§ **Trecho do documento**:
É obrigação questionar a dívida com a União, sustenta Vieira

Vieira da Cunha afirma que não vai privatizar Corsan e Banrisul

Vieira da Cunha afirma que não vai privatizar Corsan e Banrisul


/ANDRESSA PUFAL/JC
Lívia Araújo e Fernando Albrecht
Lívia Araújo e Fernando Albrecht
O pedetista Vieira da Cunha, candidato ao governo do Estado em aliança com o Avante, pretende questionar as regras do Regime de Recuperação Fiscal (RRF) "no primeiro minuto de governo". Para cumprir as exigências do programa, o governo terá de dispender, até 2030, além das parcelas mensais da dívida, um montante de R$ 14 bilhões referente a valores não pagos nos últimos anos, além de implementar medidas de austeridade fiscal, algumas delas já em curso.

JC VÍDEOS: Como foi a entrevista com Vieira da Cunha

"Se o volume da dívida está sendo contestado, se o RS não deve os R$ 75 bilhões que a União alega que devemos, como vou assinar um acordo com base em um montante que é questionável?" e, nesse sentido, "é uma obrigação do governador questionar judicialmente essa dívida".

§ **Linhas extraídas**:

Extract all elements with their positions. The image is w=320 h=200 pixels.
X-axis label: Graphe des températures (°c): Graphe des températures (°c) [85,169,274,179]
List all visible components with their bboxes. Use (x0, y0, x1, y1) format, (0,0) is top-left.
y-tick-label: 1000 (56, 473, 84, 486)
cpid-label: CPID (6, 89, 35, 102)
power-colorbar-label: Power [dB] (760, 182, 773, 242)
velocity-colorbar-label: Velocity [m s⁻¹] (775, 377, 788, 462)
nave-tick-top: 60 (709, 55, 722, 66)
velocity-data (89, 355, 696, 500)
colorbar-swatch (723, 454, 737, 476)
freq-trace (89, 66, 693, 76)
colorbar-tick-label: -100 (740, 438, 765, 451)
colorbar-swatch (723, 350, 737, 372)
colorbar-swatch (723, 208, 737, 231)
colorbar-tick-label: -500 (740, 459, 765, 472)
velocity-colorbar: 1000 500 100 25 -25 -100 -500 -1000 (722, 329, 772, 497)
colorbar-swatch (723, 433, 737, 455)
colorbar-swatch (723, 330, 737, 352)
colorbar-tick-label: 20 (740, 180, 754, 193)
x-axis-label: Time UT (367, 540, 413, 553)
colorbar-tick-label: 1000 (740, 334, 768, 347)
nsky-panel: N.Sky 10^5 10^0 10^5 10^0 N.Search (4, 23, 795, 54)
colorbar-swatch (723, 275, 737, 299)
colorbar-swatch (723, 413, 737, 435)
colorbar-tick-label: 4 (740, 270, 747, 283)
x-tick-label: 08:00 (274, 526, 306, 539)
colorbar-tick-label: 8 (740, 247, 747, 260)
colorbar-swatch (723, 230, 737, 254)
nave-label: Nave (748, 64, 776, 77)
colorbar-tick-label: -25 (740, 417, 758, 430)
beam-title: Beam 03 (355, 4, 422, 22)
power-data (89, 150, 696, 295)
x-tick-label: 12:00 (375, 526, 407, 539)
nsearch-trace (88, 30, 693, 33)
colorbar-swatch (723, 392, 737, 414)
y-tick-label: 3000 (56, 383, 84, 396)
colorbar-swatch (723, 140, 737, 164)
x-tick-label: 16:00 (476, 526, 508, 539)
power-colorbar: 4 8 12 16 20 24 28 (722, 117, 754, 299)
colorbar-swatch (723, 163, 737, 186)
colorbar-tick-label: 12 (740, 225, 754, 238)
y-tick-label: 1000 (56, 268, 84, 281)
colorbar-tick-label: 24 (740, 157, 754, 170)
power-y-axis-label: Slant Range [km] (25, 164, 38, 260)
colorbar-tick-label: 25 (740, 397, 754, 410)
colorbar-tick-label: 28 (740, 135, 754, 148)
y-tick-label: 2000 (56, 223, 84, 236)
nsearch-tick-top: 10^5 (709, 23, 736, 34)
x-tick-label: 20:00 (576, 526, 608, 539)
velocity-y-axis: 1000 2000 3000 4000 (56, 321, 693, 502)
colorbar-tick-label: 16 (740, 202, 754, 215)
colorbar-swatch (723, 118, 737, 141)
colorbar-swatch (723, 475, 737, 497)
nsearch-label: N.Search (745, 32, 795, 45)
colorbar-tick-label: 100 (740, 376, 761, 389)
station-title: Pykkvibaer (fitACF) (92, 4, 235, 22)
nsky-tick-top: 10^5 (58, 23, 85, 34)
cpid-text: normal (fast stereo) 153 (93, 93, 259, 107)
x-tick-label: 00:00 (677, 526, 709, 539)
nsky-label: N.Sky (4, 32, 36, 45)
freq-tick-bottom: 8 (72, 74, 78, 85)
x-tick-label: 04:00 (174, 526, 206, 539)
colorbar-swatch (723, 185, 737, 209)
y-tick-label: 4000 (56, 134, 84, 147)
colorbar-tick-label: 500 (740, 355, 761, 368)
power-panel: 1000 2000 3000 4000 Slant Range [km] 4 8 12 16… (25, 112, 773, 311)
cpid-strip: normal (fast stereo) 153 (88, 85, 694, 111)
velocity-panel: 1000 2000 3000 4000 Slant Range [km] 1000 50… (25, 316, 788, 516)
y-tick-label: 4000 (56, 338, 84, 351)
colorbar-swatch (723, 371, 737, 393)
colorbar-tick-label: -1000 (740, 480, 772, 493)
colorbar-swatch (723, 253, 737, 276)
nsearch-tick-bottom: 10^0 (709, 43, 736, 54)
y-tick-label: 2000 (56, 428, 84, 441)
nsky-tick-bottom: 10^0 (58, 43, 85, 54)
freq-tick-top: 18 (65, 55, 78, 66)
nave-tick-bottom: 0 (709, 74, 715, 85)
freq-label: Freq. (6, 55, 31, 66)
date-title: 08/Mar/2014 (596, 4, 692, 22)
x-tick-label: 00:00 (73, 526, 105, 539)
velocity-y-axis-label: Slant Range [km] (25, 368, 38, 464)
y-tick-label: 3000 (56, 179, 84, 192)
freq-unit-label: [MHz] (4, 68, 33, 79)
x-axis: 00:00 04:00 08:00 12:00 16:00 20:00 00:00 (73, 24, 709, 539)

§ **Exercícios propostos**:
[1] Liste todos os nomes de pessoas que aparecem no texto sobre Vieira da Cunha.
[2] Retome o texto sobre Vieira da Cunha, prosseguindo a partir da última frase apresentada.

§ **Respostas**:
[1] Vieira da Cunha, Andressa Pufal, Lívia Araújo e Fernando Albrecht.

[2]
Para garantir investimentos, principalmente em educação e no fortalecimento de regiões do Estado deprimidas economicamente, Vieira também pretende "retomar lutas históricas, como o ressarcimento das perdas da Lei Kandir".
Nesta entrevista ao Jornal do Comércio, Vieira, que é procurador de Justiça, afirma ainda que não privatizará o Banrisul e a Corsan. "Um governo sob nossa responsabilidade preservará o patrimônio público."
Jornal do Comércio - O trabalhismo pensado por Alberto Pasqualini, Getúlio Vargas e Leonel Brizola ainda está vivo?
Vieira da Cunha - Mais vivo do que nunca. O chamado neoliberalismo, que é vendido como moderno, se mostrou uma ideologia concentradora de renda, geradora de exclusão social, e o trabalhismo surge exatamente no sentido contrário, para fazer com que haja mais igualdade na sociedade. Antes de Vargas, o trabalhador brasileiro era uma espécie de semiescravo, não tinha direito a absolutamente nada, sequer tinha jornada de trabalho. Eu me filiei ao PDT com 21 anos de idade, então são mais de 40 anos de militância em um partido cuja ideologia eu acredito firmemente, voltada à realidade brasileira. Defendemos uma ideologia que não tem nada a ver com os modelos comunistas, somos de esquerda, mas defendemos o socialismo democrático, ou seja, para nós o socialismo e a liberdade são versos de uma mesma moeda, um não existe sem o outro.
JC - Seria centro-esquerda?
Vieira - O PDT está no campo centro-esquerda, não tenha dúvida.
JC - Sua descrição ideológica do PDT é muito parecida com a dada pelo candidato do PSB, Vicente Bogo, ao seu próprio partido. Essa proximidade em duas chapas diferentes não poderia gerar uma pulverização do eleitorado, que diminuiria as chances de uma votação suficiente?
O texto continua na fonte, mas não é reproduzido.